Figure collection entries:
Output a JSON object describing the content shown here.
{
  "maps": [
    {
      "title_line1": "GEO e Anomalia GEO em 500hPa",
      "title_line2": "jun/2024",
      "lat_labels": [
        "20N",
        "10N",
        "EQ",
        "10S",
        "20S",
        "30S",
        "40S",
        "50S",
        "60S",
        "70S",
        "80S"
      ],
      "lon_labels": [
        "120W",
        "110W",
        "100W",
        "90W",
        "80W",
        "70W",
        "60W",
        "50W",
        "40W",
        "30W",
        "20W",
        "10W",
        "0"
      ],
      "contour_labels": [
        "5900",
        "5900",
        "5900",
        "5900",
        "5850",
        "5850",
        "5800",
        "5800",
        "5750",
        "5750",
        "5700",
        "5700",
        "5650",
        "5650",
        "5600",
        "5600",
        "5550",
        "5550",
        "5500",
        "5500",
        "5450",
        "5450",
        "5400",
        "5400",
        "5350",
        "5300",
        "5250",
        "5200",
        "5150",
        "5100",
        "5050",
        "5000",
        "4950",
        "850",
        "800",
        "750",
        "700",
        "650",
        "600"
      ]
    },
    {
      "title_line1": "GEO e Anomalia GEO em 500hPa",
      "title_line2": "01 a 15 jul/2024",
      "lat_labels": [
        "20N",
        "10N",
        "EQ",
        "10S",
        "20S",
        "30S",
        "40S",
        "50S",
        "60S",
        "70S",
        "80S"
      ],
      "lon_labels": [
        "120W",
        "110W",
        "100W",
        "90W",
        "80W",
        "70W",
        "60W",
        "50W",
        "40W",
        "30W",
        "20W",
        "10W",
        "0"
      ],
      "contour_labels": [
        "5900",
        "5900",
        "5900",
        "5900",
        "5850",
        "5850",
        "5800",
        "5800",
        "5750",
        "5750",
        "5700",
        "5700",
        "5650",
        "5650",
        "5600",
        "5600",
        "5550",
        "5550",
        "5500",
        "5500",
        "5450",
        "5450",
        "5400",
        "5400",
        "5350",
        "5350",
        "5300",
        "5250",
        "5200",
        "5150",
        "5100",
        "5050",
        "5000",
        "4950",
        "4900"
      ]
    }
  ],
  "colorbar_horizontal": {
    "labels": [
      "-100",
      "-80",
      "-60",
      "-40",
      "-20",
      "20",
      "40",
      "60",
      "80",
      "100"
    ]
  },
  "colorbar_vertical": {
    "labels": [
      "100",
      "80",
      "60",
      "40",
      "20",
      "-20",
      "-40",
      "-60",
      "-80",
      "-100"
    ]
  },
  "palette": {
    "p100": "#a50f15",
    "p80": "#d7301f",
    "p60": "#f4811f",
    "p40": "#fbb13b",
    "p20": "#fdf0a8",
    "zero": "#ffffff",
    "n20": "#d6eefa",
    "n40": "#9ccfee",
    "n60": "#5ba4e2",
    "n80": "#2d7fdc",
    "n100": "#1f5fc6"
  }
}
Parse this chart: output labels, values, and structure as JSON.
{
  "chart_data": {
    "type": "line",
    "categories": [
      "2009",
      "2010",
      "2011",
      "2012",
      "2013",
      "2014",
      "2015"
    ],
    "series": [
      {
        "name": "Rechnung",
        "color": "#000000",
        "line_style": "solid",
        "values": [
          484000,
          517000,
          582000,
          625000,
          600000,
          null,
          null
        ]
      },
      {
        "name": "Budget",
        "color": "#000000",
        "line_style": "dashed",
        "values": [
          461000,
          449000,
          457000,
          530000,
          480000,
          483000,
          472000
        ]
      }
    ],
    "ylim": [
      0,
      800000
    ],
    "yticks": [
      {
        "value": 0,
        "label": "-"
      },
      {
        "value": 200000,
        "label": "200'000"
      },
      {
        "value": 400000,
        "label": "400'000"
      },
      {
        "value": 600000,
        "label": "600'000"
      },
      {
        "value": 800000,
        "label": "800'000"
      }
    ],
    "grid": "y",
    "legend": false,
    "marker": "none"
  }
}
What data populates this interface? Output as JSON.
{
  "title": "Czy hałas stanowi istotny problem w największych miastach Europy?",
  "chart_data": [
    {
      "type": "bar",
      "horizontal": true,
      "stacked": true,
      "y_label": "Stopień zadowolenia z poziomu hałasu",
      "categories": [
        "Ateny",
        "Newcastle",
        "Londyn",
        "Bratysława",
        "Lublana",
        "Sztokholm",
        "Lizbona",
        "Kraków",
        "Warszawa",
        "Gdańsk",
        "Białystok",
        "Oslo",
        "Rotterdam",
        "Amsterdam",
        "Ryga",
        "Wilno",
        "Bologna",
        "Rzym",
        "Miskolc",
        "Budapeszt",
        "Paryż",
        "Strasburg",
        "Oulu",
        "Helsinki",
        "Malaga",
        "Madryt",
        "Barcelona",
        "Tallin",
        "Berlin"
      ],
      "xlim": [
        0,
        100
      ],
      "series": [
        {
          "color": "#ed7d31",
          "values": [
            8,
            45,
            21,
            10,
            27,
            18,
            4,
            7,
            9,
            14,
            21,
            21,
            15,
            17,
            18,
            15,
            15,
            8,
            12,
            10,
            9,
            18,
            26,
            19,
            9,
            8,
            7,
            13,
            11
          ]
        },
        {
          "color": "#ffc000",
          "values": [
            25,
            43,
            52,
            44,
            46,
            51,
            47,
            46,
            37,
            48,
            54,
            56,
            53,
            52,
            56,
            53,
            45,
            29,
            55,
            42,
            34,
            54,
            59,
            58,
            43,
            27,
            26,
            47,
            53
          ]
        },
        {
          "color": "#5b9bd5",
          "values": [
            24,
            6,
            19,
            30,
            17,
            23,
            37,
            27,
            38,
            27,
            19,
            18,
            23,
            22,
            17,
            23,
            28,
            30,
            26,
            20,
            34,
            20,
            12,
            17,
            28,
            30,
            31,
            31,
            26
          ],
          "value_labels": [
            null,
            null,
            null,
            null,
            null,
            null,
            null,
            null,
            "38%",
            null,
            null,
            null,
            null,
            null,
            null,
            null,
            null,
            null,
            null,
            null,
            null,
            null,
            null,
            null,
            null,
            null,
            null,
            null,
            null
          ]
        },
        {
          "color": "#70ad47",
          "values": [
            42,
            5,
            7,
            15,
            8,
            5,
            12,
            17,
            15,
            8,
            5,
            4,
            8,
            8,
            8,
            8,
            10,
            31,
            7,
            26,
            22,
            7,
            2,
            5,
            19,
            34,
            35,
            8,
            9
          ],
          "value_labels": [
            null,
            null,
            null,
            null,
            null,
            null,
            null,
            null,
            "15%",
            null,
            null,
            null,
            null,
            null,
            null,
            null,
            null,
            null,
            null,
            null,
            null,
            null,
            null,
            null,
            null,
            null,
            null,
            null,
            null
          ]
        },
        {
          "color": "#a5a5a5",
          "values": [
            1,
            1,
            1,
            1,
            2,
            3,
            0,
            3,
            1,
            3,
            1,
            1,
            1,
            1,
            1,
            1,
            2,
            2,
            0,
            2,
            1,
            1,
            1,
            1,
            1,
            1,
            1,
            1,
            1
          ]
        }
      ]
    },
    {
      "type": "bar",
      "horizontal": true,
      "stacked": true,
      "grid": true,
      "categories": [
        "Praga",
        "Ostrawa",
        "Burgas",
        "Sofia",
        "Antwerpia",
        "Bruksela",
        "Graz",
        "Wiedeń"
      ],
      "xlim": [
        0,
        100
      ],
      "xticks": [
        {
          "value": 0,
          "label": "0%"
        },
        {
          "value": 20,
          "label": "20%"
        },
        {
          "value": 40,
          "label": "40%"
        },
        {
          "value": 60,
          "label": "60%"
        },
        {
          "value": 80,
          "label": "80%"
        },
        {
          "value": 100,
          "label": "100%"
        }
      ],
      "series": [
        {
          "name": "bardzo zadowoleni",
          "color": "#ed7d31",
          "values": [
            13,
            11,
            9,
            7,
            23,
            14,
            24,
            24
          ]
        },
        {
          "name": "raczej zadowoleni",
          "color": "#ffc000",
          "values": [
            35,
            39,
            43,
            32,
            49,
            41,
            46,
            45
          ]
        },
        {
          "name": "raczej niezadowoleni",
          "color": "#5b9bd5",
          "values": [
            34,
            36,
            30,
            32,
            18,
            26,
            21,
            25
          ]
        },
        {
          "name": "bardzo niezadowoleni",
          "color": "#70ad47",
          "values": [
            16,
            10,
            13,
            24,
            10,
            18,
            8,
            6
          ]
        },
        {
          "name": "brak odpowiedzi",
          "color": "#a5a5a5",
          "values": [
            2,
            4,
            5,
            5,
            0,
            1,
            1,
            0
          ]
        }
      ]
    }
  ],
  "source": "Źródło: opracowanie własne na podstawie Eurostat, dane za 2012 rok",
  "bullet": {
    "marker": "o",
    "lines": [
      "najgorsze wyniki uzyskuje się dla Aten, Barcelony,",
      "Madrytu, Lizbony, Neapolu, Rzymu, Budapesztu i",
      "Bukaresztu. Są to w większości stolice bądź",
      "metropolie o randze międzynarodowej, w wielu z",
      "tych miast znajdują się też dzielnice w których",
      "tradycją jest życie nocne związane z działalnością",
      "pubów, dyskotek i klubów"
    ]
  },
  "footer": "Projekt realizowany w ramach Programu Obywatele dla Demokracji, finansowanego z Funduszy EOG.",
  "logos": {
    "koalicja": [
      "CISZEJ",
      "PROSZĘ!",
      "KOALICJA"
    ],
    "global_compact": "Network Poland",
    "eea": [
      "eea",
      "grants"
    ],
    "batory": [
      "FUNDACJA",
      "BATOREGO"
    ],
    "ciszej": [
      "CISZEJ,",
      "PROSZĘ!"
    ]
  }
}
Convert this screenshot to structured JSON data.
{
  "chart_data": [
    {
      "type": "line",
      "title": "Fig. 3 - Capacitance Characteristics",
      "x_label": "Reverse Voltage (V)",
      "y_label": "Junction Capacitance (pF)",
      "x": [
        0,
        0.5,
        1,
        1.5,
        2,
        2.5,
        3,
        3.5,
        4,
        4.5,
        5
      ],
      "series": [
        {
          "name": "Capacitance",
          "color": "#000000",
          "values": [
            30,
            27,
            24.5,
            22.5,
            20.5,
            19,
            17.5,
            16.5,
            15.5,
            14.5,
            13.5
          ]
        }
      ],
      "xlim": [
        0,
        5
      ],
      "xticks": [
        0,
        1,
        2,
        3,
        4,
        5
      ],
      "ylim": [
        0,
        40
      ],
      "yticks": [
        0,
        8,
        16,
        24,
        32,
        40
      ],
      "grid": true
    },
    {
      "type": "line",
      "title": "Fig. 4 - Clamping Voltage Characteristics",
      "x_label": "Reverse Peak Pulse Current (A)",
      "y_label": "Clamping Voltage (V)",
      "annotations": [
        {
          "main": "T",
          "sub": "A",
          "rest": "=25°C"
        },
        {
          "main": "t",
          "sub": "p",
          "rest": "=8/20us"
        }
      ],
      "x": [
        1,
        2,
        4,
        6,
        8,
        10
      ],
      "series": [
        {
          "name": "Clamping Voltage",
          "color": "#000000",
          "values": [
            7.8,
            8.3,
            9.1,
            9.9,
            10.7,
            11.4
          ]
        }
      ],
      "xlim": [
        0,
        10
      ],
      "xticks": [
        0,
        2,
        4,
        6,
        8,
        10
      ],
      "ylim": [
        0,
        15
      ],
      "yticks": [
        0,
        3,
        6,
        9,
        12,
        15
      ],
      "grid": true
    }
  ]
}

Task to carry out | Above are entries; state the number of lines among them that contain "Voltage", and nothing else.

Answer for the task | 4